+++ TASK DATA

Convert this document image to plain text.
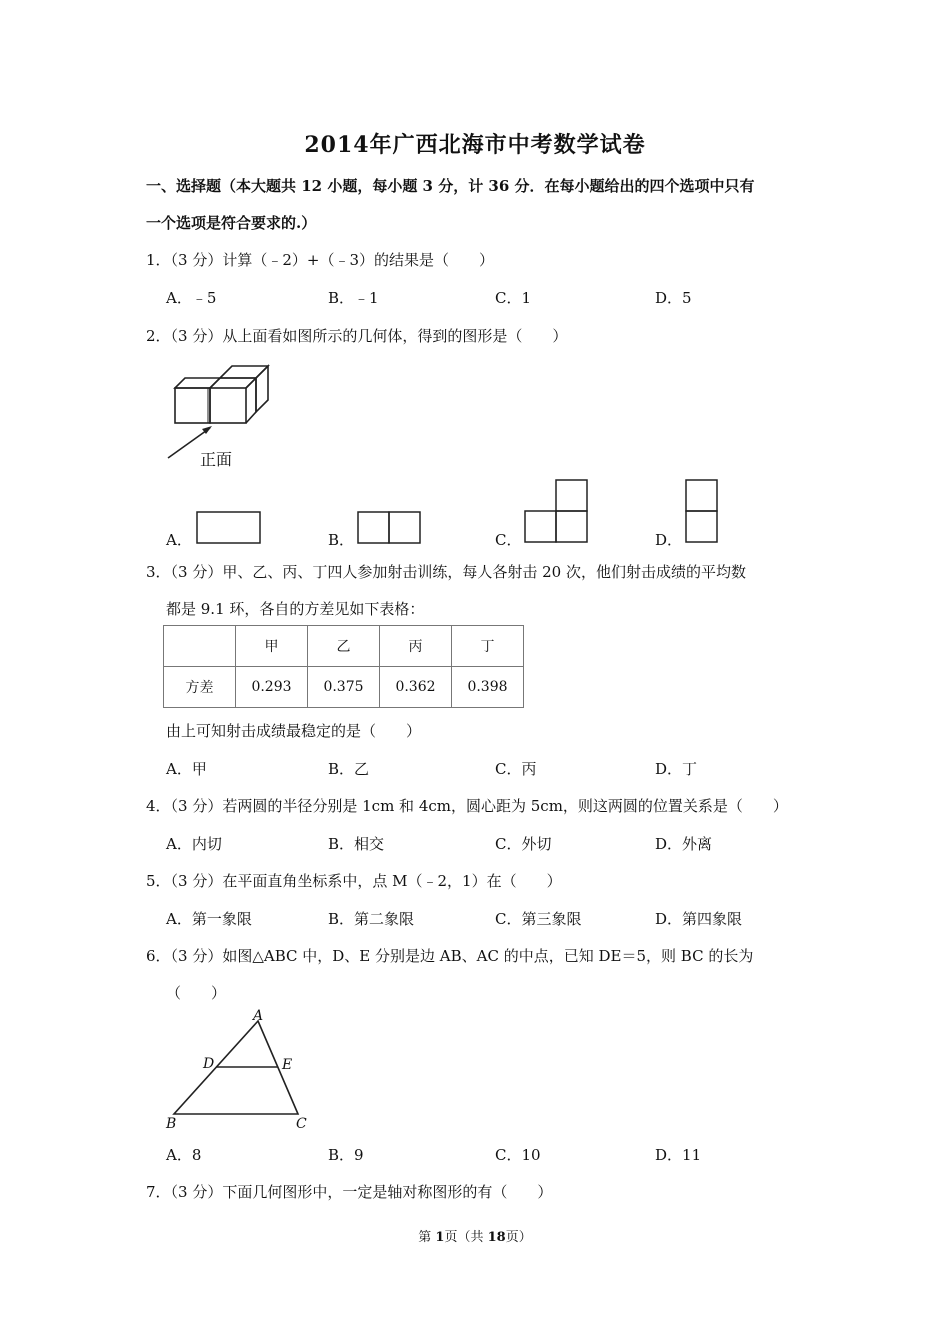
2014年广西北海市中考数学试卷
一、选择题（本大题共 12 小题，每小题 3 分，计 36 分．在每小题给出的四个选项中只有
一个选项是符合要求的.）
1．（3 分）计算（﹣2）+（﹣3）的结果是（　　）
A．﹣5	B．﹣1	C．1	D．5
2．（3 分）从上面看如图所示的几何体，得到的图形是（　　）
正面
A．	B．	C．	D．
3．（3 分）甲、乙、丙、丁四人参加射击训练，每人各射击 20 次，他们射击成绩的平均数
都是 9.1 环，各自的方差见如下表格：
	甲	乙	丙	丁
方差	0.293	0.375	0.362	0.398
由上可知射击成绩最稳定的是（　　）
A．甲	B．乙	C．丙	D．丁
4．（3 分）若两圆的半径分别是 1cm 和 4cm，圆心距为 5cm，则这两圆的位置关系是（　　）
A．内切	B．相交	C．外切	D．外离
5．（3 分）在平面直角坐标系中，点 M（﹣2，1）在（　　）
A．第一象限	B．第二象限	C．第三象限	D．第四象限
6．（3 分）如图△ABC 中，D、E 分别是边 AB、AC 的中点，已知 DE＝5，则 BC 的长为
（　　）
A
D	E
B	C
A．8	B．9	C．10	D．11
7．（3 分）下面几何图形中，一定是轴对称图形的有（　　）
第 1页（共 18页）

++++++

Print each record exactly as it stands, leaving the images out.

SOLUTION TO THE PROBLEM -
Convert this document image to plain text.
2014年广西北海市中考数学试卷
一、选择题（本大题共 12 小题，每小题 3 分，计 36 分．在每小题给出的四个选项中只有
一个选项是符合要求的.）
1．（3 分）计算（﹣2）+（﹣3）的结果是（　　）
A．﹣5	B．﹣1	C．1	D．5
2．（3 分）从上面看如图所示的几何体，得到的图形是（　　）
正面
A．	B．	C．	D．
3．（3 分）甲、乙、丙、丁四人参加射击训练，每人各射击 20 次，他们射击成绩的平均数
都是 9.1 环，各自的方差见如下表格：
	甲	乙	丙	丁
方差	0.293	0.375	0.362	0.398
由上可知射击成绩最稳定的是（　　）
A．甲	B．乙	C．丙	D．丁
4．（3 分）若两圆的半径分别是 1cm 和 4cm，圆心距为 5cm，则这两圆的位置关系是（　　）
A．内切	B．相交	C．外切	D．外离
5．（3 分）在平面直角坐标系中，点 M（﹣2，1）在（　　）
A．第一象限	B．第二象限	C．第三象限	D．第四象限
6．（3 分）如图△ABC 中，D、E 分别是边 AB、AC 的中点，已知 DE＝5，则 BC 的长为
（　　）
A
D	E
B	C
A．8	B．9	C．10	D．11
7．（3 分）下面几何图形中，一定是轴对称图形的有（　　）
第 1页（共 18页）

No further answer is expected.